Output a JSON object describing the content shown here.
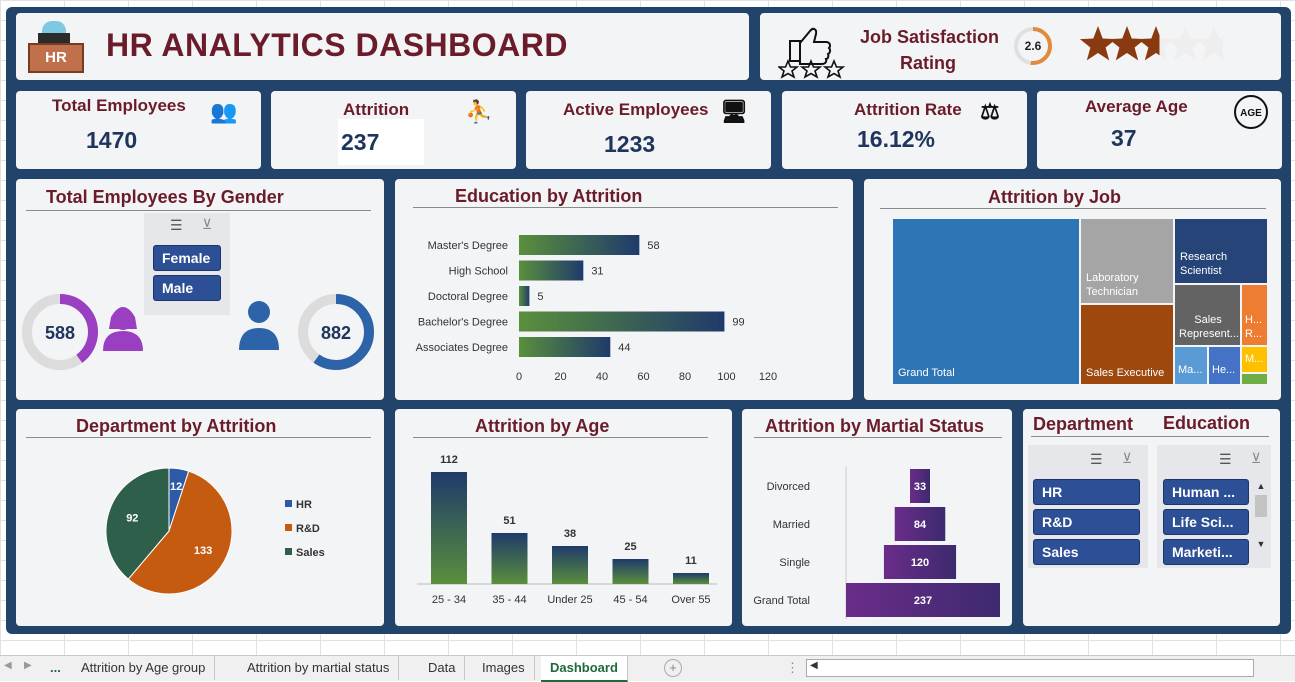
{
  "header": {
    "title": "HR ANALYTICS DASHBOARD",
    "logo_text": "HR"
  },
  "satisfaction": {
    "label_line1": "Job Satisfaction",
    "label_line2": "Rating",
    "value": "2.6",
    "stars_filled": 2.6,
    "stars_total": 5
  },
  "kpis": [
    {
      "label": "Total Employees",
      "value": "1470",
      "icon": "people-group-icon"
    },
    {
      "label": "Attrition",
      "value": "237",
      "icon": "people-leaving-icon"
    },
    {
      "label": "Active Employees",
      "value": "1233",
      "icon": "person-at-desk-icon"
    },
    {
      "label": "Attrition Rate",
      "value": "16.12%",
      "icon": "balance-person-icon"
    },
    {
      "label": "Average Age",
      "value": "37",
      "icon": "age-icon"
    }
  ],
  "gender": {
    "title": "Total Employees By Gender",
    "slicer": [
      "Female",
      "Male"
    ],
    "female_value": "588",
    "male_value": "882",
    "female_fraction": 0.4,
    "male_fraction": 0.6,
    "female_color": "#9b3fc2",
    "male_color": "#2d63a8"
  },
  "education_chart": {
    "title": "Education by Attrition",
    "chart_data": {
      "type": "bar",
      "orientation": "horizontal",
      "categories": [
        "Master's Degree",
        "High School",
        "Doctoral Degree",
        "Bachelor's Degree",
        "Associates Degree"
      ],
      "values": [
        58,
        31,
        5,
        99,
        44
      ],
      "value_labels": [
        "58",
        "31",
        "5",
        "99",
        "44"
      ],
      "xticks": [
        "0",
        "20",
        "40",
        "60",
        "80",
        "100",
        "120"
      ],
      "xlim": [
        0,
        120
      ]
    }
  },
  "job_chart": {
    "title": "Attrition by Job",
    "chart_data": {
      "type": "treemap",
      "labels": [
        "Grand Total",
        "Laboratory Technician",
        "Sales Executive",
        "Research Scientist",
        "Sales Represent...",
        "H... R...",
        "Ma...",
        "He...",
        "M..."
      ]
    }
  },
  "department_chart": {
    "title": "Department by Attrition",
    "chart_data": {
      "type": "pie",
      "categories": [
        "HR",
        "R&D",
        "Sales"
      ],
      "values": [
        12,
        133,
        92
      ],
      "value_labels": [
        "12",
        "133",
        "92"
      ],
      "colors": [
        "#2d5aa6",
        "#c55a11",
        "#2e5f4a"
      ],
      "legend": "right"
    }
  },
  "age_chart": {
    "title": "Attrition by Age",
    "chart_data": {
      "type": "bar",
      "categories": [
        "25 - 34",
        "35 - 44",
        "Under 25",
        "45 - 54",
        "Over 55"
      ],
      "values": [
        112,
        51,
        38,
        25,
        11
      ],
      "value_labels": [
        "112",
        "51",
        "38",
        "25",
        "11"
      ]
    }
  },
  "marital_chart": {
    "title": "Attrition by Martial Status",
    "chart_data": {
      "type": "bar",
      "orientation": "horizontal-centered",
      "categories": [
        "Divorced",
        "Married",
        "Single",
        "Grand Total"
      ],
      "values": [
        33,
        84,
        120,
        237
      ],
      "value_labels": [
        "33",
        "84",
        "120",
        "237"
      ]
    }
  },
  "slicers": {
    "department_title": "Department",
    "education_title": "Education",
    "department_items": [
      "HR",
      "R&D",
      "Sales"
    ],
    "education_items": [
      "Human ...",
      "Life Sci...",
      "Marketi..."
    ]
  },
  "tabs": {
    "ellipsis": "...",
    "items": [
      "Attrition by Age group",
      "Attrition by martial status",
      "Data",
      "Images",
      "Dashboard"
    ],
    "active": "Dashboard"
  }
}
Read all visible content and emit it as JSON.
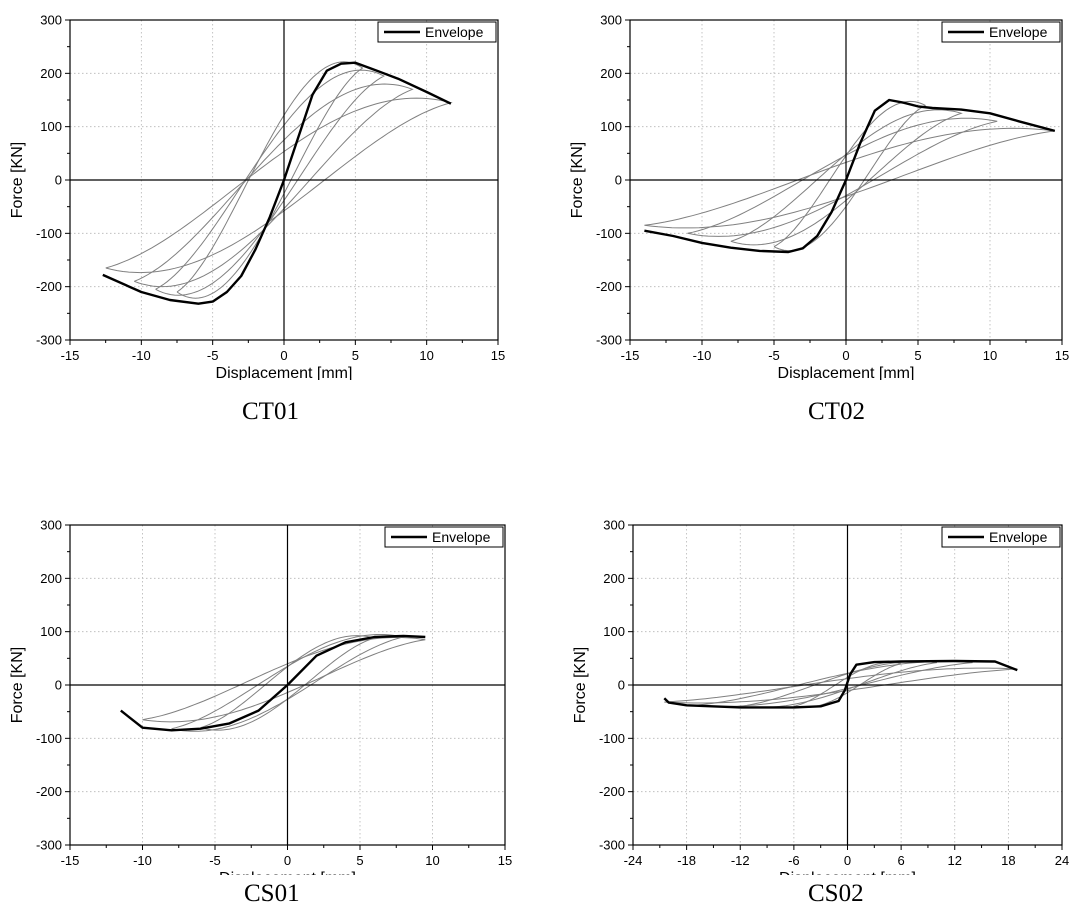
{
  "chart_data": [
    {
      "type": "line",
      "caption": "CT01",
      "xlabel": "Displacement [mm]",
      "ylabel": "Force [KN]",
      "xlim": [
        -15,
        15
      ],
      "ylim": [
        -300,
        300
      ],
      "xticks": [
        -15,
        -10,
        -5,
        0,
        5,
        10,
        15
      ],
      "yticks": [
        -300,
        -200,
        -100,
        0,
        100,
        200,
        300
      ],
      "grid": true,
      "legend_position": "top-right",
      "series": [
        {
          "name": "Envelope",
          "color": "#000000",
          "x": [
            -12.7,
            -10,
            -8,
            -6,
            -5,
            -4,
            -3,
            -2,
            -1,
            0,
            1,
            2,
            3,
            4,
            5,
            6,
            8,
            10,
            11.7
          ],
          "y": [
            -178,
            -210,
            -225,
            -232,
            -228,
            -210,
            -180,
            -130,
            -70,
            0,
            80,
            160,
            205,
            218,
            220,
            210,
            190,
            165,
            143
          ]
        }
      ],
      "loops_color": "#808080",
      "loops": [
        {
          "xmin": -7.5,
          "xmax": 5.5,
          "fmin": -210,
          "fmax": 210
        },
        {
          "xmin": -9,
          "xmax": 7,
          "fmin": -205,
          "fmax": 195
        },
        {
          "xmin": -10.5,
          "xmax": 9,
          "fmin": -190,
          "fmax": 170
        },
        {
          "xmin": -12.5,
          "xmax": 11.7,
          "fmin": -165,
          "fmax": 145
        }
      ]
    },
    {
      "type": "line",
      "caption": "CT02",
      "xlabel": "Displacement [mm]",
      "ylabel": "Force [KN]",
      "xlim": [
        -15,
        15
      ],
      "ylim": [
        -300,
        300
      ],
      "xticks": [
        -15,
        -10,
        -5,
        0,
        5,
        10,
        15
      ],
      "yticks": [
        -300,
        -200,
        -100,
        0,
        100,
        200,
        300
      ],
      "grid": true,
      "legend_position": "top-right",
      "series": [
        {
          "name": "Envelope",
          "color": "#000000",
          "x": [
            -14,
            -12,
            -10,
            -8,
            -6,
            -4,
            -3,
            -2,
            -1,
            0,
            1,
            2,
            3,
            4,
            5,
            6,
            8,
            10,
            12,
            14.5
          ],
          "y": [
            -95,
            -105,
            -118,
            -127,
            -133,
            -135,
            -128,
            -105,
            -60,
            0,
            70,
            130,
            150,
            145,
            138,
            135,
            132,
            125,
            110,
            92
          ]
        }
      ],
      "loops_color": "#808080",
      "loops": [
        {
          "xmin": -5,
          "xmax": 5.5,
          "fmin": -125,
          "fmax": 140
        },
        {
          "xmin": -8,
          "xmax": 8,
          "fmin": -115,
          "fmax": 125
        },
        {
          "xmin": -11,
          "xmax": 10.5,
          "fmin": -100,
          "fmax": 110
        },
        {
          "xmin": -14,
          "xmax": 14.5,
          "fmin": -85,
          "fmax": 92
        }
      ]
    },
    {
      "type": "line",
      "caption": "CS01",
      "xlabel": "Displacement [mm]",
      "ylabel": "Force [KN]",
      "xlim": [
        -15,
        15
      ],
      "ylim": [
        -300,
        300
      ],
      "xticks": [
        -15,
        -10,
        -5,
        0,
        5,
        10,
        15
      ],
      "yticks": [
        -300,
        -200,
        -100,
        0,
        100,
        200,
        300
      ],
      "grid": true,
      "legend_position": "top-right",
      "series": [
        {
          "name": "Envelope",
          "color": "#000000",
          "x": [
            -11.5,
            -10,
            -8,
            -6,
            -4,
            -2,
            0,
            2,
            4,
            6,
            8,
            9.5
          ],
          "y": [
            -48,
            -80,
            -85,
            -82,
            -72,
            -48,
            0,
            55,
            80,
            90,
            92,
            90
          ]
        }
      ],
      "loops_color": "#808080",
      "loops": [
        {
          "xmin": -6,
          "xmax": 6,
          "fmin": -80,
          "fmax": 88
        },
        {
          "xmin": -8,
          "xmax": 8,
          "fmin": -82,
          "fmax": 90
        },
        {
          "xmin": -10,
          "xmax": 9.5,
          "fmin": -65,
          "fmax": 85
        }
      ]
    },
    {
      "type": "line",
      "caption": "CS02",
      "xlabel": "Displacement [mm]",
      "ylabel": "Force [KN]",
      "xlim": [
        -24,
        24
      ],
      "ylim": [
        -300,
        300
      ],
      "xticks": [
        -24,
        -18,
        -12,
        -6,
        0,
        6,
        12,
        18,
        24
      ],
      "yticks": [
        -300,
        -200,
        -100,
        0,
        100,
        200,
        300
      ],
      "grid": true,
      "legend_position": "top-right",
      "series": [
        {
          "name": "Envelope",
          "color": "#000000",
          "x": [
            -20.5,
            -20,
            -18,
            -12,
            -6,
            -3,
            -1,
            -0.3,
            0.3,
            1,
            3,
            6,
            12,
            16.5,
            19
          ],
          "y": [
            -25,
            -33,
            -38,
            -42,
            -42,
            -40,
            -30,
            -10,
            20,
            38,
            43,
            44,
            45,
            44,
            28
          ]
        }
      ],
      "loops_color": "#808080",
      "loops": [
        {
          "xmin": -6,
          "xmax": 6,
          "fmin": -40,
          "fmax": 40
        },
        {
          "xmin": -12,
          "xmax": 10,
          "fmin": -40,
          "fmax": 42
        },
        {
          "xmin": -17,
          "xmax": 14,
          "fmin": -38,
          "fmax": 42
        },
        {
          "xmin": -20.5,
          "xmax": 19,
          "fmin": -32,
          "fmax": 30
        }
      ]
    }
  ]
}
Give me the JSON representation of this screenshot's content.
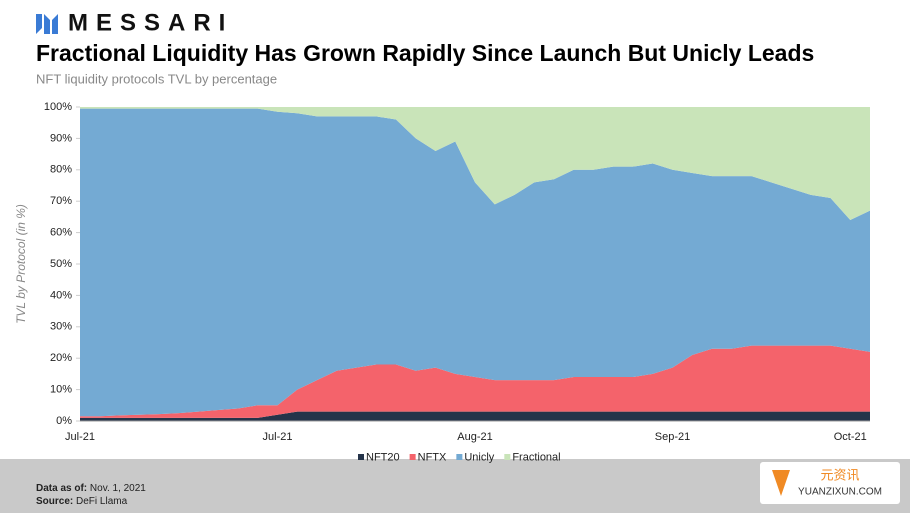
{
  "brand": "MESSARI",
  "chart_data": {
    "type": "stacked_area",
    "title": "Fractional Liquidity Has Grown Rapidly Since Launch But Unicly Leads",
    "subtitle": "NFT liquidity protocols TVL by percentage",
    "y_label": "TVL by Protocol (in %)",
    "categories": [
      "Jul-21",
      null,
      null,
      null,
      null,
      null,
      null,
      null,
      null,
      null,
      "Jul-21",
      null,
      null,
      null,
      null,
      null,
      null,
      null,
      null,
      null,
      "Aug-21",
      null,
      null,
      null,
      null,
      null,
      null,
      null,
      null,
      null,
      "Sep-21",
      null,
      null,
      null,
      null,
      null,
      null,
      null,
      null,
      "Oct-21",
      null
    ],
    "series": [
      {
        "name": "NFT20",
        "color": "#25344a",
        "values": [
          1,
          1,
          1,
          1,
          1,
          1,
          1,
          1,
          1,
          1,
          2,
          3,
          3,
          3,
          3,
          3,
          3,
          3,
          3,
          3,
          3,
          3,
          3,
          3,
          3,
          3,
          3,
          3,
          3,
          3,
          3,
          3,
          3,
          3,
          3,
          3,
          3,
          3,
          3,
          3,
          3
        ]
      },
      {
        "name": "NFTX",
        "color": "#f4636b",
        "values": [
          0.5,
          0.5,
          0.8,
          1,
          1.2,
          1.5,
          2,
          2.5,
          3,
          4,
          3,
          7,
          10,
          13,
          14,
          15,
          15,
          13,
          14,
          12,
          11,
          10,
          10,
          10,
          10,
          11,
          11,
          11,
          11,
          12,
          14,
          18,
          20,
          20,
          21,
          21,
          21,
          21,
          21,
          20,
          19
        ]
      },
      {
        "name": "Unicly",
        "color": "#74aad3",
        "values": [
          98,
          98,
          97.7,
          97.5,
          97.3,
          97,
          96.5,
          96,
          95.5,
          94.5,
          93.5,
          88,
          84,
          81,
          80,
          79,
          78,
          74,
          69,
          74,
          62,
          56,
          59,
          63,
          64,
          66,
          66,
          67,
          67,
          67,
          63,
          58,
          55,
          55,
          54,
          52,
          50,
          48,
          47,
          41,
          45
        ]
      },
      {
        "name": "Fractional",
        "color": "#c9e4b9",
        "values": [
          0.5,
          0.5,
          0.5,
          0.5,
          0.5,
          0.5,
          0.5,
          0.5,
          0.5,
          0.5,
          1.5,
          2,
          3,
          3,
          3,
          3,
          4,
          10,
          14,
          11,
          24,
          31,
          28,
          24,
          23,
          20,
          20,
          19,
          19,
          18,
          20,
          21,
          22,
          22,
          22,
          24,
          26,
          28,
          29,
          36,
          33
        ]
      }
    ],
    "ylim": [
      0,
      100
    ],
    "yticks": [
      {
        "value": 0,
        "label": "0%"
      },
      {
        "value": 10,
        "label": "10%"
      },
      {
        "value": 20,
        "label": "20%"
      },
      {
        "value": 30,
        "label": "30%"
      },
      {
        "value": 40,
        "label": "40%"
      },
      {
        "value": 50,
        "label": "50%"
      },
      {
        "value": 60,
        "label": "60%"
      },
      {
        "value": 70,
        "label": "70%"
      },
      {
        "value": 80,
        "label": "80%"
      },
      {
        "value": 90,
        "label": "90%"
      },
      {
        "value": 100,
        "label": "100%"
      }
    ],
    "legend": "bottom"
  },
  "footer": {
    "data_label": "Data as of:",
    "data_date": "Nov. 1, 2021",
    "source_label": "Source:",
    "source": "DeFi Llama"
  },
  "watermark": {
    "name": "元资讯",
    "url": "YUANZIXUN.COM"
  }
}
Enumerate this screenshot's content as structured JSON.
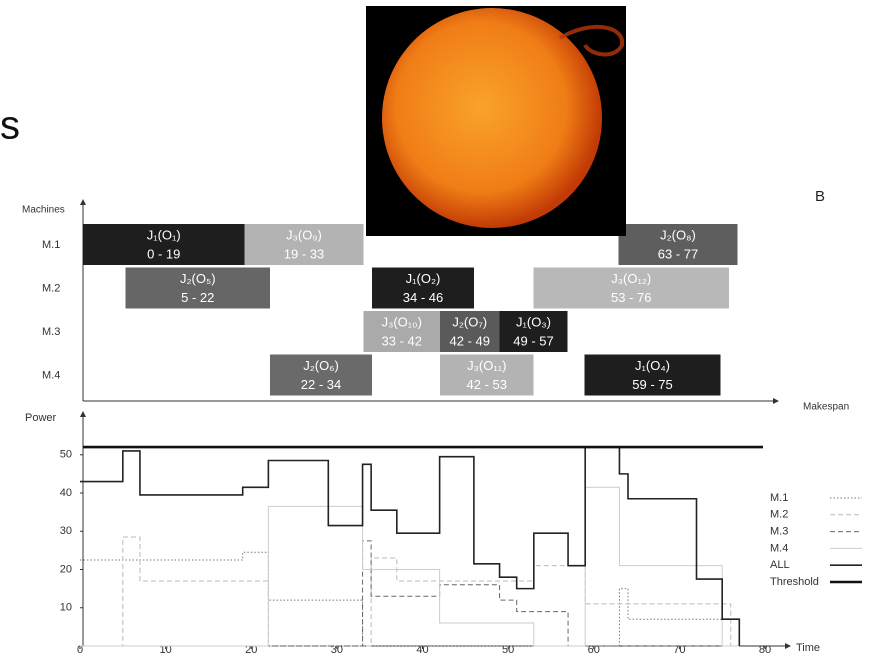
────────────────────────────────────────
> [Challenge] In the listing, find each line with the string "person" and copy it.

> [Solution]
      "icon": "person-at-desk-icon"
      "icon": "balance-person-icon"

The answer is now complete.